*RECORDS FOR THIS EXERCISE*.

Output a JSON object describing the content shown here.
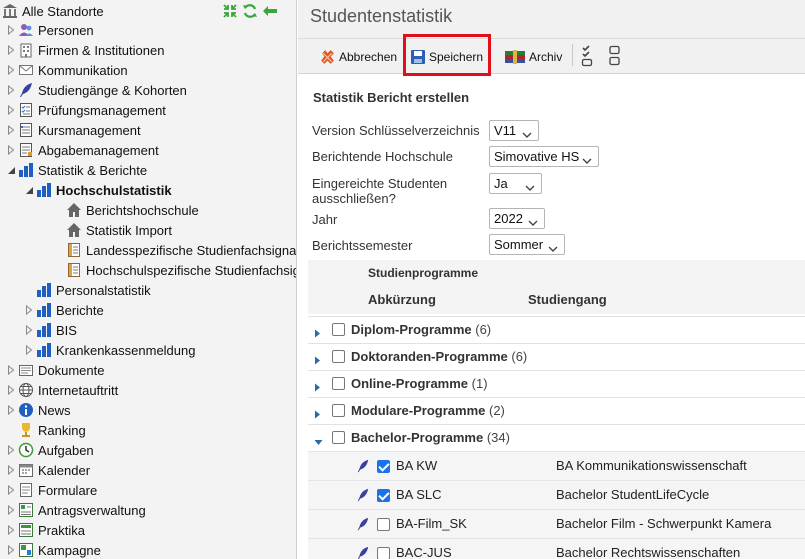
{
  "tree": {
    "root_label": "Alle Standorte",
    "items": [
      {
        "label": "Personen",
        "icon": "people-icon",
        "level": 0,
        "expander": "closed"
      },
      {
        "label": "Firmen & Institutionen",
        "icon": "building-icon",
        "level": 0,
        "expander": "closed"
      },
      {
        "label": "Kommunikation",
        "icon": "envelope-icon",
        "level": 0,
        "expander": "closed"
      },
      {
        "label": "Studiengänge & Kohorten",
        "icon": "feather-icon",
        "level": 0,
        "expander": "closed"
      },
      {
        "label": "Prüfungsmanagement",
        "icon": "exam-list-icon",
        "level": 0,
        "expander": "closed"
      },
      {
        "label": "Kursmanagement",
        "icon": "course-list-icon",
        "level": 0,
        "expander": "closed"
      },
      {
        "label": "Abgabemanagement",
        "icon": "submission-icon",
        "level": 0,
        "expander": "closed"
      },
      {
        "label": "Statistik & Berichte",
        "icon": "bar-chart-icon",
        "level": 0,
        "expander": "open"
      },
      {
        "label": "Hochschulstatistik",
        "icon": "bar-chart-icon",
        "level": 1,
        "expander": "open",
        "bold": true
      },
      {
        "label": "Berichtshochschule",
        "icon": "home-icon",
        "level": 2,
        "expander": "none"
      },
      {
        "label": "Statistik Import",
        "icon": "home-icon",
        "level": 2,
        "expander": "none"
      },
      {
        "label": "Landesspezifische Studienfachsignatu",
        "icon": "key-list-icon",
        "level": 2,
        "expander": "none"
      },
      {
        "label": "Hochschulspezifische Studienfachsign",
        "icon": "key-list-icon",
        "level": 2,
        "expander": "none"
      },
      {
        "label": "Personalstatistik",
        "icon": "bar-chart-icon",
        "level": 1,
        "expander": "none"
      },
      {
        "label": "Berichte",
        "icon": "bar-chart-icon",
        "level": 1,
        "expander": "closed"
      },
      {
        "label": "BIS",
        "icon": "bar-chart-icon",
        "level": 1,
        "expander": "closed"
      },
      {
        "label": "Krankenkassenmeldung",
        "icon": "bar-chart-icon",
        "level": 1,
        "expander": "closed"
      },
      {
        "label": "Dokumente",
        "icon": "documents-icon",
        "level": 0,
        "expander": "closed"
      },
      {
        "label": "Internetauftritt",
        "icon": "globe-icon",
        "level": 0,
        "expander": "closed"
      },
      {
        "label": "News",
        "icon": "info-icon",
        "level": 0,
        "expander": "closed"
      },
      {
        "label": "Ranking",
        "icon": "trophy-icon",
        "level": 0,
        "expander": "none"
      },
      {
        "label": "Aufgaben",
        "icon": "tasks-icon",
        "level": 0,
        "expander": "closed"
      },
      {
        "label": "Kalender",
        "icon": "calendar-icon",
        "level": 0,
        "expander": "closed"
      },
      {
        "label": "Formulare",
        "icon": "form-icon",
        "level": 0,
        "expander": "closed"
      },
      {
        "label": "Antragsverwaltung",
        "icon": "application-icon",
        "level": 0,
        "expander": "closed"
      },
      {
        "label": "Praktika",
        "icon": "internship-icon",
        "level": 0,
        "expander": "closed"
      },
      {
        "label": "Kampagne",
        "icon": "campaign-icon",
        "level": 0,
        "expander": "closed"
      }
    ]
  },
  "main": {
    "title": "Studentenstatistik",
    "toolbar": {
      "cancel_label": "Abbrechen",
      "save_label": "Speichern",
      "archive_label": "Archiv"
    },
    "section_title": "Statistik Bericht erstellen",
    "form": [
      {
        "label": "Version Schlüsselverzeichnis",
        "value": "V11"
      },
      {
        "label": "Berichtende Hochschule",
        "value": "Simovative HS"
      },
      {
        "label": "Eingereichte Studenten ausschließen?",
        "value": "Ja"
      },
      {
        "label": "Jahr",
        "value": "2022"
      },
      {
        "label": "Berichtssemester",
        "value": "Sommer"
      }
    ],
    "grid": {
      "group_header": "Studienprogramme",
      "col_abbr": "Abkürzung",
      "col_course": "Studiengang",
      "groups": [
        {
          "label": "Diplom-Programme",
          "count": "(6)",
          "expanded": false
        },
        {
          "label": "Doktoranden-Programme",
          "count": "(6)",
          "expanded": false
        },
        {
          "label": "Online-Programme",
          "count": "(1)",
          "expanded": false
        },
        {
          "label": "Modulare-Programme",
          "count": "(2)",
          "expanded": false
        },
        {
          "label": "Bachelor-Programme",
          "count": "(34)",
          "expanded": true
        }
      ],
      "items": [
        {
          "abbr": "BA KW",
          "course": "BA Kommunikationswissenschaft",
          "checked": true
        },
        {
          "abbr": "BA SLC",
          "course": "Bachelor StudentLifeCycle",
          "checked": true
        },
        {
          "abbr": "BA-Film_SK",
          "course": "Bachelor Film - Schwerpunkt Kamera",
          "checked": false
        },
        {
          "abbr": "BAC-JUS",
          "course": "Bachelor Rechtswissenschaften",
          "checked": false
        }
      ]
    }
  },
  "colors": {
    "accent": "#1a73e8",
    "highlight": "#e0101a",
    "chart_blue": "#1f5fbf"
  }
}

*TASK TO COMPLETE*.
Return only the number of lines in the entries that contain the string "Bachelor".

*EXPECTED OUTPUT*.
4